**Work instructions**
Report the count of lines below in which the string "Sample" occurs; include nothing else.

Records that describe figures:
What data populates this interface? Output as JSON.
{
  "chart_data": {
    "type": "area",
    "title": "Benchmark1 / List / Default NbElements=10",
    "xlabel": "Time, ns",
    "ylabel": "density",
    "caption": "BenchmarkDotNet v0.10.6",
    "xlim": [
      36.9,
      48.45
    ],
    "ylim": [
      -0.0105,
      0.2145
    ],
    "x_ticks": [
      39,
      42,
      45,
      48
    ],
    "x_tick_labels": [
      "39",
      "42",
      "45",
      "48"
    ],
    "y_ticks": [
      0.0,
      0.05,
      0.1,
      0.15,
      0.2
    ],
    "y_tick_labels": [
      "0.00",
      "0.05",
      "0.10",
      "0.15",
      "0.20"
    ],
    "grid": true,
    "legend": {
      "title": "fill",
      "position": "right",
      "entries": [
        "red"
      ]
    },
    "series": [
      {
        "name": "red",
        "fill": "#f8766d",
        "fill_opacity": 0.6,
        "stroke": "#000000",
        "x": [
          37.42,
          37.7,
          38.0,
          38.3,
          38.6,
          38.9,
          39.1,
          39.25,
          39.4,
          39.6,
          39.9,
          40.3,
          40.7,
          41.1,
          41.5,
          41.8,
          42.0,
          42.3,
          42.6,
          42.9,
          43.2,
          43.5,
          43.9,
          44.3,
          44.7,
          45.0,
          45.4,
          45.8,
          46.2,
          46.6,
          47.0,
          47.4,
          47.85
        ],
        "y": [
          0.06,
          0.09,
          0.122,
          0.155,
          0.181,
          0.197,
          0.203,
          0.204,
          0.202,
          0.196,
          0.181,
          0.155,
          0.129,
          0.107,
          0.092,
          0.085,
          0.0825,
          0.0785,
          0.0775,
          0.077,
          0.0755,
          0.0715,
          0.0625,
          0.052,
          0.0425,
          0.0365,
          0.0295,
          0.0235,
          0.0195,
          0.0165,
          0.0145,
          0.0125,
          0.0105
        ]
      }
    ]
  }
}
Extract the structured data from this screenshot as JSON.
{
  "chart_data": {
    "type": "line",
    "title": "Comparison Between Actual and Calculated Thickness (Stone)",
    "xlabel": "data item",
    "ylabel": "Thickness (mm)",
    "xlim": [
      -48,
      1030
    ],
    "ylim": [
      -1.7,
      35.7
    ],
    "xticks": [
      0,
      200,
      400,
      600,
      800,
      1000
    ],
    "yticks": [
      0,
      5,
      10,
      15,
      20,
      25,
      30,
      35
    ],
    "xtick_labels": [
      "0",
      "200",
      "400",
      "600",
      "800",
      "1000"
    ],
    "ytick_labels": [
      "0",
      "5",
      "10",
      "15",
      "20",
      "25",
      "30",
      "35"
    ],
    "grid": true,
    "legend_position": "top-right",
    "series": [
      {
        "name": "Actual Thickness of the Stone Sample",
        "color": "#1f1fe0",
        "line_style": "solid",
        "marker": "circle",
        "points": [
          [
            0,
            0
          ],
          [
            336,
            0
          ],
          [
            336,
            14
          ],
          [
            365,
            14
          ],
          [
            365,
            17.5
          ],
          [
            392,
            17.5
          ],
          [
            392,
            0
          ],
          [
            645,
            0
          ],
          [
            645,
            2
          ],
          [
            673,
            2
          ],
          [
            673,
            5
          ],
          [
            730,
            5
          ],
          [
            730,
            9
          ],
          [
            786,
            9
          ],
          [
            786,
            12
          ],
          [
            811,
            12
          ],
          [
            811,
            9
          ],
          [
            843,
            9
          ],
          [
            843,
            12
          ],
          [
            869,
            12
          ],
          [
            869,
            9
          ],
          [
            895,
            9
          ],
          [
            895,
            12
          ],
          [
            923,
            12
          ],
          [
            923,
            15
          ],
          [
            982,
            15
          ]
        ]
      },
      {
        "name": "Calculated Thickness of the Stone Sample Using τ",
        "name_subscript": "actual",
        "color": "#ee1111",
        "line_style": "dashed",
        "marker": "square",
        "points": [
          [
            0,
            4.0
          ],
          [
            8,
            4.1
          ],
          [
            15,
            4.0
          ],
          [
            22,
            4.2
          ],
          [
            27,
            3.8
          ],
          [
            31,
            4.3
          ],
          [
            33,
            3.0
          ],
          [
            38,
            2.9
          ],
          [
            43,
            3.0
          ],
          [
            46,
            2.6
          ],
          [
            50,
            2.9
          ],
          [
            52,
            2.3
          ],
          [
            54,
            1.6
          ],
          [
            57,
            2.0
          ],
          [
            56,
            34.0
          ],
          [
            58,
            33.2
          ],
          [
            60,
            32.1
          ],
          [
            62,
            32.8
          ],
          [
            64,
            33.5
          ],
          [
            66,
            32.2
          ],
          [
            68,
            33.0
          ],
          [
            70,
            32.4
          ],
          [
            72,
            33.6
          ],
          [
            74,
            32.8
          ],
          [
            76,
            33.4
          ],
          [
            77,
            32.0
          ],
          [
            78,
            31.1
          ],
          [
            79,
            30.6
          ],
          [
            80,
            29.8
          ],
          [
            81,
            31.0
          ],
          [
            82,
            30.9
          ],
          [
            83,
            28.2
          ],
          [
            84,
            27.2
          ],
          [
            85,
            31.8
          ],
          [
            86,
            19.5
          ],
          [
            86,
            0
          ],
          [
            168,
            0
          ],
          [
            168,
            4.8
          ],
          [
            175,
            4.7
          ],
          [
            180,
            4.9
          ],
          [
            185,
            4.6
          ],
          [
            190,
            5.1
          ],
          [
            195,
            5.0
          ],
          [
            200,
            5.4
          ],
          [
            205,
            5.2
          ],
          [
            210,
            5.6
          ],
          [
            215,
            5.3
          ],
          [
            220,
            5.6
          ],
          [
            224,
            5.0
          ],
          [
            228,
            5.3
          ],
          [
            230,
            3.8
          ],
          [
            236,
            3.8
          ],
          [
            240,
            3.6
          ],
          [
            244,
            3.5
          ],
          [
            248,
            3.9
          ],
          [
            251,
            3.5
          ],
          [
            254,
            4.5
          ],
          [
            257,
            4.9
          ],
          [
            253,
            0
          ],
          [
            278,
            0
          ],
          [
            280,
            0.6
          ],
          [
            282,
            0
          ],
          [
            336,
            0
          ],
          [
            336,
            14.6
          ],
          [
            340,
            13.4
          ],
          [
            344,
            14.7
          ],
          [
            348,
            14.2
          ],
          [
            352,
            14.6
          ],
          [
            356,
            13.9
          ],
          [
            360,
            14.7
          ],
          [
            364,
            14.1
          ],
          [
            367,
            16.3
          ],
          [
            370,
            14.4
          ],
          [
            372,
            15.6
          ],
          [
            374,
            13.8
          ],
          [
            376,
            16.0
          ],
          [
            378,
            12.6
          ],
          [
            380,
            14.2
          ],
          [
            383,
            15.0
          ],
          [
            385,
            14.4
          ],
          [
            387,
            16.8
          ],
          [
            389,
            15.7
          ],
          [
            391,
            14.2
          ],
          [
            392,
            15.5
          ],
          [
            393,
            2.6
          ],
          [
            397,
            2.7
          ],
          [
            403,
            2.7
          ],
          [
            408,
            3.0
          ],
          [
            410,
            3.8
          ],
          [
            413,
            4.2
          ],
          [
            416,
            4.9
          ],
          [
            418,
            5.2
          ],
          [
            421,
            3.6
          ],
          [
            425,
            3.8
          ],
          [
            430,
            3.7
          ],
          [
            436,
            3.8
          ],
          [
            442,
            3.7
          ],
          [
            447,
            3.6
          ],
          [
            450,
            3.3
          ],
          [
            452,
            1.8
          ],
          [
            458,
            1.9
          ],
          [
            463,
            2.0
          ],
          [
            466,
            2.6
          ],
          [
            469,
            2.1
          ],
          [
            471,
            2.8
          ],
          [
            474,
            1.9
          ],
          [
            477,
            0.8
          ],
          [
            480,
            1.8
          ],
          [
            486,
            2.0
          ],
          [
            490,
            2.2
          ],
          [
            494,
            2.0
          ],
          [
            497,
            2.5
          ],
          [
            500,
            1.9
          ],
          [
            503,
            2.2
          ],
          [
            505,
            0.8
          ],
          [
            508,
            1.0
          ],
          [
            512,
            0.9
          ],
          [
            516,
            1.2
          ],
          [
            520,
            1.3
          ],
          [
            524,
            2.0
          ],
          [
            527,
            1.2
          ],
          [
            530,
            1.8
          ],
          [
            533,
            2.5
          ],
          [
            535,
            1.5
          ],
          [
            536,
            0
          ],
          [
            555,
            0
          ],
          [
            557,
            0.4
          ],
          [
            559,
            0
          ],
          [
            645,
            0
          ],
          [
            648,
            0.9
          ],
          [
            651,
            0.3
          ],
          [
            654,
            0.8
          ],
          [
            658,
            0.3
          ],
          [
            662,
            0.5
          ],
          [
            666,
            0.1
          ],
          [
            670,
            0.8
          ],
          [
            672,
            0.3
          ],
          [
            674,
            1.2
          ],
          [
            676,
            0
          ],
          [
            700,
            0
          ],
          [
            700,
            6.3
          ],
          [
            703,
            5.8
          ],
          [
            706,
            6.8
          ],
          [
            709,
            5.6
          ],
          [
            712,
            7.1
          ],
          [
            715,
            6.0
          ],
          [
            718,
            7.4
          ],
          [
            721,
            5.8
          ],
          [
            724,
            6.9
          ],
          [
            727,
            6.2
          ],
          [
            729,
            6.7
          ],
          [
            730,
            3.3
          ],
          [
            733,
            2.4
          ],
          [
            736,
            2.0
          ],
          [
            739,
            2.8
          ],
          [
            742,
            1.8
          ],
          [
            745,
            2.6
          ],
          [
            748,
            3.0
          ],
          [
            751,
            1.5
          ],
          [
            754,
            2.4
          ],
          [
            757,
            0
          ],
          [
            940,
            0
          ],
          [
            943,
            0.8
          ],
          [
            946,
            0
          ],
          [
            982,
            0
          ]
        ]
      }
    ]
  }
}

**Solution**
2